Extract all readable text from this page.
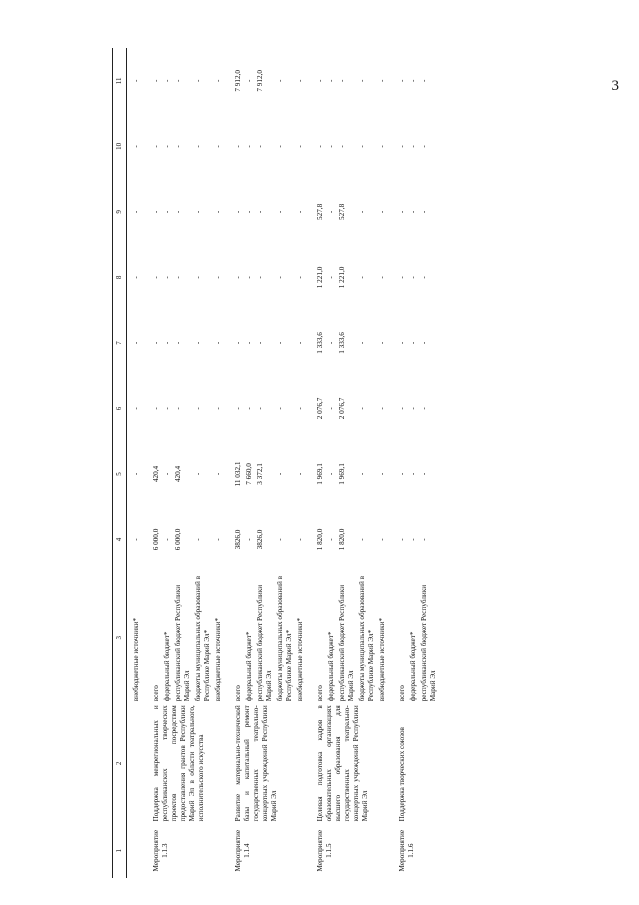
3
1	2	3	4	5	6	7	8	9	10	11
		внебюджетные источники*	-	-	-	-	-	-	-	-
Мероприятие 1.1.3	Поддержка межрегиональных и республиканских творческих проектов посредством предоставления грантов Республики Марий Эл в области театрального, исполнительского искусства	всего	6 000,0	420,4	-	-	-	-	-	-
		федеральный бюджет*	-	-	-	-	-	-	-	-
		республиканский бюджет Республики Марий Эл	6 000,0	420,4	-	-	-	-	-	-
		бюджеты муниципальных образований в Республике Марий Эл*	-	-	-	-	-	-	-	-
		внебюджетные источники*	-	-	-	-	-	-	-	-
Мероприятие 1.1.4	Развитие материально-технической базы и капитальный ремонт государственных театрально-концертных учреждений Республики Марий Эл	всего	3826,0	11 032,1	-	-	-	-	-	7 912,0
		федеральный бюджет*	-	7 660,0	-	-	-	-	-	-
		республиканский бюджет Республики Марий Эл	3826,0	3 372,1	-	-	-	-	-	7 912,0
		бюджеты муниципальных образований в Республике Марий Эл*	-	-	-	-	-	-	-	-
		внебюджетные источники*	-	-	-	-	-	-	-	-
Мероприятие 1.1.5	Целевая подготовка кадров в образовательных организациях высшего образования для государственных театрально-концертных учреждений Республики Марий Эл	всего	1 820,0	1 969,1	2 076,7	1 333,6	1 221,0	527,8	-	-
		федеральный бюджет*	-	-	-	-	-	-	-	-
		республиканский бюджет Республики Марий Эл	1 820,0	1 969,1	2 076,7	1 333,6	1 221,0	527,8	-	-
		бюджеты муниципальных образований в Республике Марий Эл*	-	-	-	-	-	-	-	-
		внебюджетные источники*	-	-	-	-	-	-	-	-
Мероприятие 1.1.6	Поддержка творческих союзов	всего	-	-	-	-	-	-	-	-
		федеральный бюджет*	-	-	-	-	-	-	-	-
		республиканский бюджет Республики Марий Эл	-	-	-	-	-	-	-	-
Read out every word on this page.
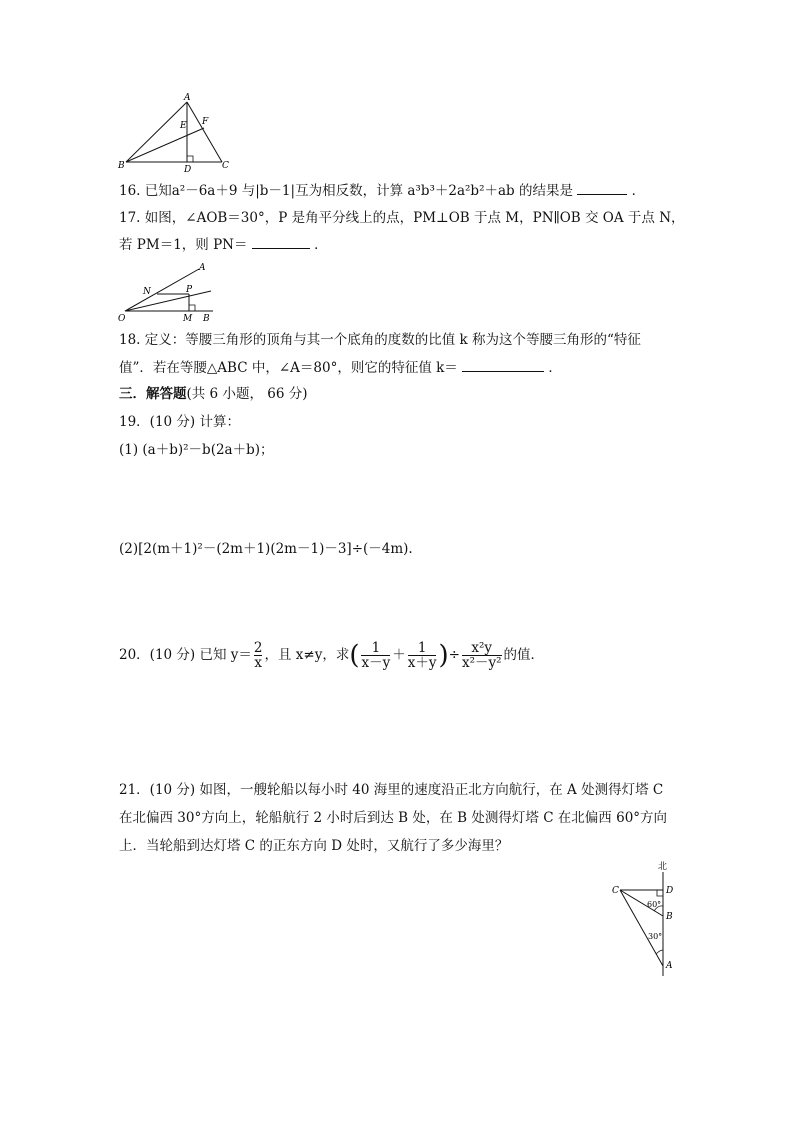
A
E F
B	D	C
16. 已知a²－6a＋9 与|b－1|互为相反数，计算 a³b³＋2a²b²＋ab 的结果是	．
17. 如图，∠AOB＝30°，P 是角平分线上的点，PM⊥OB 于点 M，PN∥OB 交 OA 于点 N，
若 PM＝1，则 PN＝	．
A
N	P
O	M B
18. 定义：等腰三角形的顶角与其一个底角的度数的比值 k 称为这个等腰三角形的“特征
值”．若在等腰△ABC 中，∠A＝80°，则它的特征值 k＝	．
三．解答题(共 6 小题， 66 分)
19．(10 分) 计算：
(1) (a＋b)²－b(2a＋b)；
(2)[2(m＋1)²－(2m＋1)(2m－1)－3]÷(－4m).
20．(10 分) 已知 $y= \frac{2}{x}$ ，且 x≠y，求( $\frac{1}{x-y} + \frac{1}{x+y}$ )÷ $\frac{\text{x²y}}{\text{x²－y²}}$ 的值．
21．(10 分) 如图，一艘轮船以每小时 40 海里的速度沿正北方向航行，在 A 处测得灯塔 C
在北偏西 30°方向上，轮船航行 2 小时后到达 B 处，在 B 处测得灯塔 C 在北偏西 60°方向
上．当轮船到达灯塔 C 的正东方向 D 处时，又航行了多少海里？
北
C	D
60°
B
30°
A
= = =
--- What you will do ---
Find the lines above that contain the word "Мероприятие" and collect them.

--- The completed task ---
Мероприятие 1.1.3	Поддержка межрегиональных и республиканских творческих проектов посредством предоставления грантов Республики Марий Эл в области театрального, исполнительского искусства	всего	6 000,0	420,4	-	-	-	-	-	-
Мероприятие 1.1.4	Развитие материально-технической базы и капитальный ремонт государственных театрально-концертных учреждений Республики Марий Эл	всего	3826,0	11 032,1	-	-	-	-	-	7 912,0
Мероприятие 1.1.5	Целевая подготовка кадров в образовательных организациях высшего образования для государственных театрально-концертных учреждений Республики Марий Эл	всего	1 820,0	1 969,1	2 076,7	1 333,6	1 221,0	527,8	-	-
Мероприятие 1.1.6	Поддержка творческих союзов	всего	-	-	-	-	-	-	-	-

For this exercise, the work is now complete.